Exercise objective: Omit the pictures, then reproduce every remaining record exactly.

Entries:
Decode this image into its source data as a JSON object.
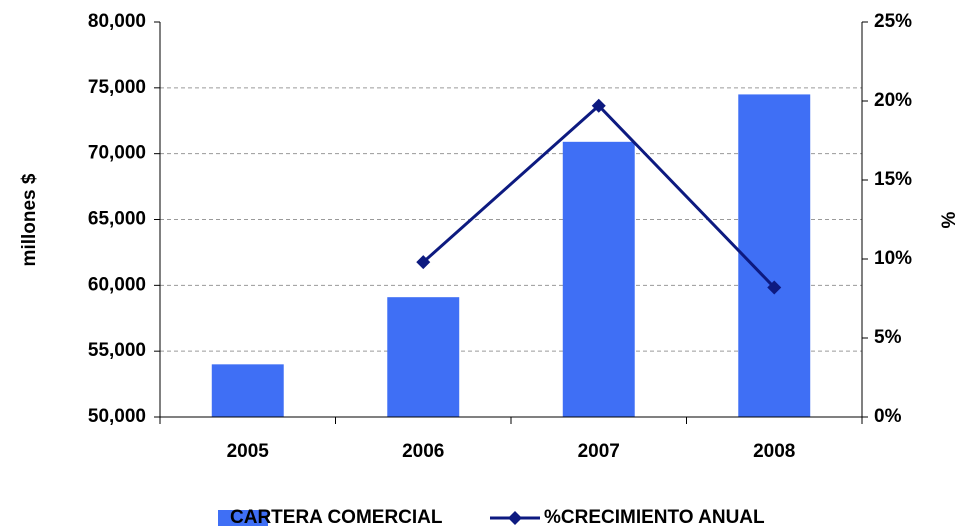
{
  "chart_data": {
    "type": "bar_line",
    "categories": [
      "2005",
      "2006",
      "2007",
      "2008"
    ],
    "series": [
      {
        "name": "CARTERA COMERCIAL",
        "type": "bar",
        "color": "#3f6ff5",
        "values": [
          54000,
          59100,
          70900,
          74500
        ]
      },
      {
        "name": "%CRECIMIENTO ANUAL",
        "type": "line",
        "axis": "y2",
        "color": "#0d1a80",
        "values": [
          null,
          9.8,
          19.7,
          8.2
        ]
      }
    ],
    "ylabel": "millones $",
    "y2label": "%",
    "ylim": [
      50000,
      80000
    ],
    "yticks": [
      {
        "value": 50000,
        "label": "50,000"
      },
      {
        "value": 55000,
        "label": "55,000"
      },
      {
        "value": 60000,
        "label": "60,000"
      },
      {
        "value": 65000,
        "label": "65,000"
      },
      {
        "value": 70000,
        "label": "70,000"
      },
      {
        "value": 75000,
        "label": "75,000"
      },
      {
        "value": 80000,
        "label": "80,000"
      }
    ],
    "y2lim": [
      0,
      25
    ],
    "y2ticks": [
      {
        "value": 0,
        "label": "0%"
      },
      {
        "value": 5,
        "label": "5%"
      },
      {
        "value": 10,
        "label": "10%"
      },
      {
        "value": 15,
        "label": "15%"
      },
      {
        "value": 20,
        "label": "20%"
      },
      {
        "value": 25,
        "label": "25%"
      }
    ],
    "grid": true,
    "legend": "bottom"
  }
}
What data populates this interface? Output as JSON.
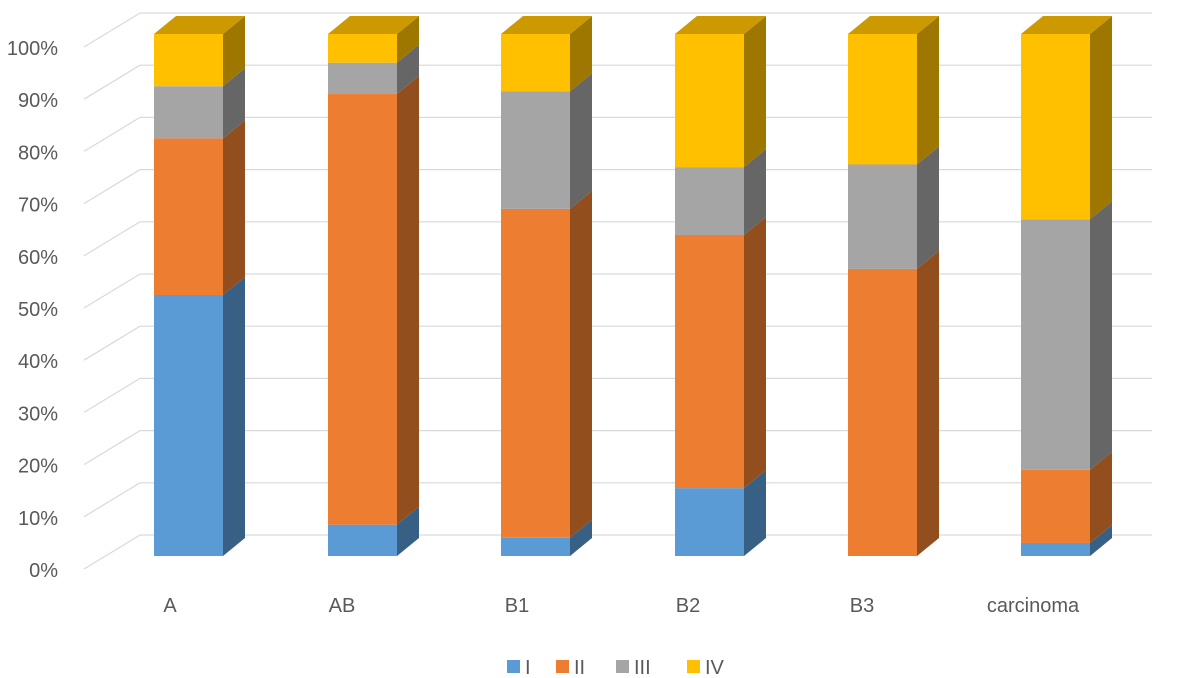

Task output:
Decode this image into its source data as a JSON object.
{
  "chart_data": {
    "type": "bar_line",
    "categories": [
      "2005",
      "2006",
      "2007",
      "2008"
    ],
    "series": [
      {
        "name": "CARTERA COMERCIAL",
        "type": "bar",
        "color": "#3f6ff5",
        "values": [
          54000,
          59100,
          70900,
          74500
        ]
      },
      {
        "name": "%CRECIMIENTO ANUAL",
        "type": "line",
        "axis": "y2",
        "color": "#0d1a80",
        "values": [
          null,
          9.8,
          19.7,
          8.2
        ]
      }
    ],
    "ylabel": "millones $",
    "y2label": "%",
    "ylim": [
      50000,
      80000
    ],
    "yticks": [
      {
        "value": 50000,
        "label": "50,000"
      },
      {
        "value": 55000,
        "label": "55,000"
      },
      {
        "value": 60000,
        "label": "60,000"
      },
      {
        "value": 65000,
        "label": "65,000"
      },
      {
        "value": 70000,
        "label": "70,000"
      },
      {
        "value": 75000,
        "label": "75,000"
      },
      {
        "value": 80000,
        "label": "80,000"
      }
    ],
    "y2lim": [
      0,
      25
    ],
    "y2ticks": [
      {
        "value": 0,
        "label": "0%"
      },
      {
        "value": 5,
        "label": "5%"
      },
      {
        "value": 10,
        "label": "10%"
      },
      {
        "value": 15,
        "label": "15%"
      },
      {
        "value": 20,
        "label": "20%"
      },
      {
        "value": 25,
        "label": "25%"
      }
    ],
    "grid": true,
    "legend": "bottom"
  }
}
What data populates this interface? Output as JSON.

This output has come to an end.